------ Source data
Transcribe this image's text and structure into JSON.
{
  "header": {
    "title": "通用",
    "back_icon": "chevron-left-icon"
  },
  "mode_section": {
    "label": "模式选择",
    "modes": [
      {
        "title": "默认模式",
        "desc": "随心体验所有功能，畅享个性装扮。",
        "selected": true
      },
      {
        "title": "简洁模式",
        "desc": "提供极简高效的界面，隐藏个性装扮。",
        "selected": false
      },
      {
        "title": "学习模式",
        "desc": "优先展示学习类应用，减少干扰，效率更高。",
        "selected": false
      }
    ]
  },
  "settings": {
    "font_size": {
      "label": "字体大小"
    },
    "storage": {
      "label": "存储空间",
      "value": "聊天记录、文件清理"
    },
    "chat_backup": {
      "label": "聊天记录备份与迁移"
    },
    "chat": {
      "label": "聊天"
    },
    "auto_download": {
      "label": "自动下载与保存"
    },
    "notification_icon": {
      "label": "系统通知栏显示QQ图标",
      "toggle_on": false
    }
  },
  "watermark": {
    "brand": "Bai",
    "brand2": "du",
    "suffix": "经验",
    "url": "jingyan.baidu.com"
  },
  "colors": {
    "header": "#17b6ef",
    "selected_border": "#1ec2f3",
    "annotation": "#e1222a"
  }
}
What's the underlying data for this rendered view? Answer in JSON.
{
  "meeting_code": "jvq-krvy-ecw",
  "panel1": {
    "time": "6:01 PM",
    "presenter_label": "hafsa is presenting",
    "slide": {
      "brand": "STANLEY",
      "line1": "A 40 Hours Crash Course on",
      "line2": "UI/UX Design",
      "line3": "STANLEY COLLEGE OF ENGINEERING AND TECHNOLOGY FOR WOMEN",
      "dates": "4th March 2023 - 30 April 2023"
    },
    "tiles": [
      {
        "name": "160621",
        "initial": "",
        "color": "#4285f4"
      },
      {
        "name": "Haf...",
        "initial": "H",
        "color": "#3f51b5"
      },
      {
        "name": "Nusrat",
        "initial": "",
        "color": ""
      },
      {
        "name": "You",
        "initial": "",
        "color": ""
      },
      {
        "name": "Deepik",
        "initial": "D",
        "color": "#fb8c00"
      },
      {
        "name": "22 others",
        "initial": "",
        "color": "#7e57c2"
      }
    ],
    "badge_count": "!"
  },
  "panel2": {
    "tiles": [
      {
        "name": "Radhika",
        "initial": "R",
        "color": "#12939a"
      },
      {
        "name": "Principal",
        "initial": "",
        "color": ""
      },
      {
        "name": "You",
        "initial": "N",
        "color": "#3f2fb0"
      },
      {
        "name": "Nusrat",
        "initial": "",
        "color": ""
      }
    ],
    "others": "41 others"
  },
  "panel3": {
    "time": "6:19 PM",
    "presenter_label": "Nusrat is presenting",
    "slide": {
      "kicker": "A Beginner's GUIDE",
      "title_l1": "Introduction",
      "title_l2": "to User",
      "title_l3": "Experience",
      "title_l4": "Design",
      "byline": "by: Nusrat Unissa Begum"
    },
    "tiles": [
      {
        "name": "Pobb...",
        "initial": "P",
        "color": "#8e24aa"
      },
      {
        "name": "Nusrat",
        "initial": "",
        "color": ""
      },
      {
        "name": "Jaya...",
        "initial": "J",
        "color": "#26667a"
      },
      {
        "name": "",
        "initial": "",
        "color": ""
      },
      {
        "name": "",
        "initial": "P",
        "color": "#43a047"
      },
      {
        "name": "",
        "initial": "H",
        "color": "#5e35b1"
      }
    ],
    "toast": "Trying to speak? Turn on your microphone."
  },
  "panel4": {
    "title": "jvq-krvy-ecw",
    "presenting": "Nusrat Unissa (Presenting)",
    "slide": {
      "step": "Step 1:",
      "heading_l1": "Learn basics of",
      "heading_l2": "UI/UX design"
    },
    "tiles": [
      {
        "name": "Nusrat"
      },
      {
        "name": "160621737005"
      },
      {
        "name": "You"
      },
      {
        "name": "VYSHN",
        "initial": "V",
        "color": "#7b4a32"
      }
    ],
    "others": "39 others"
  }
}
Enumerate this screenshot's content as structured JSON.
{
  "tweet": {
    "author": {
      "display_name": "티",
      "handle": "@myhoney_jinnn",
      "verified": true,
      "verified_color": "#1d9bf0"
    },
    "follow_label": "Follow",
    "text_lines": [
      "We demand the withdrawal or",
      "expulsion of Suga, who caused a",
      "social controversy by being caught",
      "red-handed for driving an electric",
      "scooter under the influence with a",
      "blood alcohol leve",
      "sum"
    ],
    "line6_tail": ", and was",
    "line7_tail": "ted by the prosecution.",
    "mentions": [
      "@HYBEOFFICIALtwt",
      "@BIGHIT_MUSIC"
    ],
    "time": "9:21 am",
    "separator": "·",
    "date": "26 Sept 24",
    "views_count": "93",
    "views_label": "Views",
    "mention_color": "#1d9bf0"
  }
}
------------
• **Work instructions**:
Retype the material in full. Each word must match.

• **Completed task**:
Transcribe this image's text and structure into JSON.
{
  "header": {
    "title": "通用",
    "back_icon": "chevron-left-icon"
  },
  "mode_section": {
    "label": "模式选择",
    "modes": [
      {
        "title": "默认模式",
        "desc": "随心体验所有功能，畅享个性装扮。",
        "selected": true
      },
      {
        "title": "简洁模式",
        "desc": "提供极简高效的界面，隐藏个性装扮。",
        "selected": false
      },
      {
        "title": "学习模式",
        "desc": "优先展示学习类应用，减少干扰，效率更高。",
        "selected": false
      }
    ]
  },
  "settings": {
    "font_size": {
      "label": "字体大小"
    },
    "storage": {
      "label": "存储空间",
      "value": "聊天记录、文件清理"
    },
    "chat_backup": {
      "label": "聊天记录备份与迁移"
    },
    "chat": {
      "label": "聊天"
    },
    "auto_download": {
      "label": "自动下载与保存"
    },
    "notification_icon": {
      "label": "系统通知栏显示QQ图标",
      "toggle_on": false
    }
  },
  "watermark": {
    "brand": "Bai",
    "brand2": "du",
    "suffix": "经验",
    "url": "jingyan.baidu.com"
  },
  "colors": {
    "header": "#17b6ef",
    "selected_border": "#1ec2f3",
    "annotation": "#e1222a"
  }
}
What's the underlying data for this rendered view? Answer in JSON.
{
  "meeting_code": "jvq-krvy-ecw",
  "panel1": {
    "time": "6:01 PM",
    "presenter_label": "hafsa is presenting",
    "slide": {
      "brand": "STANLEY",
      "line1": "A 40 Hours Crash Course on",
      "line2": "UI/UX Design",
      "line3": "STANLEY COLLEGE OF ENGINEERING AND TECHNOLOGY FOR WOMEN",
      "dates": "4th March 2023 - 30 April 2023"
    },
    "tiles": [
      {
        "name": "160621",
        "initial": "",
        "color": "#4285f4"
      },
      {
        "name": "Haf...",
        "initial": "H",
        "color": "#3f51b5"
      },
      {
        "name": "Nusrat",
        "initial": "",
        "color": ""
      },
      {
        "name": "You",
        "initial": "",
        "color": ""
      },
      {
        "name": "Deepik",
        "initial": "D",
        "color": "#fb8c00"
      },
      {
        "name": "22 others",
        "initial": "",
        "color": "#7e57c2"
      }
    ],
    "badge_count": "!"
  },
  "panel2": {
    "tiles": [
      {
        "name": "Radhika",
        "initial": "R",
        "color": "#12939a"
      },
      {
        "name": "Principal",
        "initial": "",
        "color": ""
      },
      {
        "name": "You",
        "initial": "N",
        "color": "#3f2fb0"
      },
      {
        "name": "Nusrat",
        "initial": "",
        "color": ""
      }
    ],
    "others": "41 others"
  },
  "panel3": {
    "time": "6:19 PM",
    "presenter_label": "Nusrat is presenting",
    "slide": {
      "kicker": "A Beginner's GUIDE",
      "title_l1": "Introduction",
      "title_l2": "to User",
      "title_l3": "Experience",
      "title_l4": "Design",
      "byline": "by: Nusrat Unissa Begum"
    },
    "tiles": [
      {
        "name": "Pobb...",
        "initial": "P",
        "color": "#8e24aa"
      },
      {
        "name": "Nusrat",
        "initial": "",
        "color": ""
      },
      {
        "name": "Jaya...",
        "initial": "J",
        "color": "#26667a"
      },
      {
        "name": "",
        "initial": "",
        "color": ""
      },
      {
        "name": "",
        "initial": "P",
        "color": "#43a047"
      },
      {
        "name": "",
        "initial": "H",
        "color": "#5e35b1"
      }
    ],
    "toast": "Trying to speak? Turn on your microphone."
  },
  "panel4": {
    "title": "jvq-krvy-ecw",
    "presenting": "Nusrat Unissa (Presenting)",
    "slide": {
      "step": "Step 1:",
      "heading_l1": "Learn basics of",
      "heading_l2": "UI/UX design"
    },
    "tiles": [
      {
        "name": "Nusrat"
      },
      {
        "name": "160621737005"
      },
      {
        "name": "You"
      },
      {
        "name": "VYSHN",
        "initial": "V",
        "color": "#7b4a32"
      }
    ],
    "others": "39 others"
  }
}
Enumerate this screenshot's content as structured JSON.
{
  "tweet": {
    "author": {
      "display_name": "티",
      "handle": "@myhoney_jinnn",
      "verified": true,
      "verified_color": "#1d9bf0"
    },
    "follow_label": "Follow",
    "text_lines": [
      "We demand the withdrawal or",
      "expulsion of Suga, who caused a",
      "social controversy by being caught",
      "red-handed for driving an electric",
      "scooter under the influence with a",
      "blood alcohol leve",
      "sum"
    ],
    "line6_tail": ", and was",
    "line7_tail": "ted by the prosecution.",
    "mentions": [
      "@HYBEOFFICIALtwt",
      "@BIGHIT_MUSIC"
    ],
    "time": "9:21 am",
    "separator": "·",
    "date": "26 Sept 24",
    "views_count": "93",
    "views_label": "Views",
    "mention_color": "#1d9bf0"
  }
}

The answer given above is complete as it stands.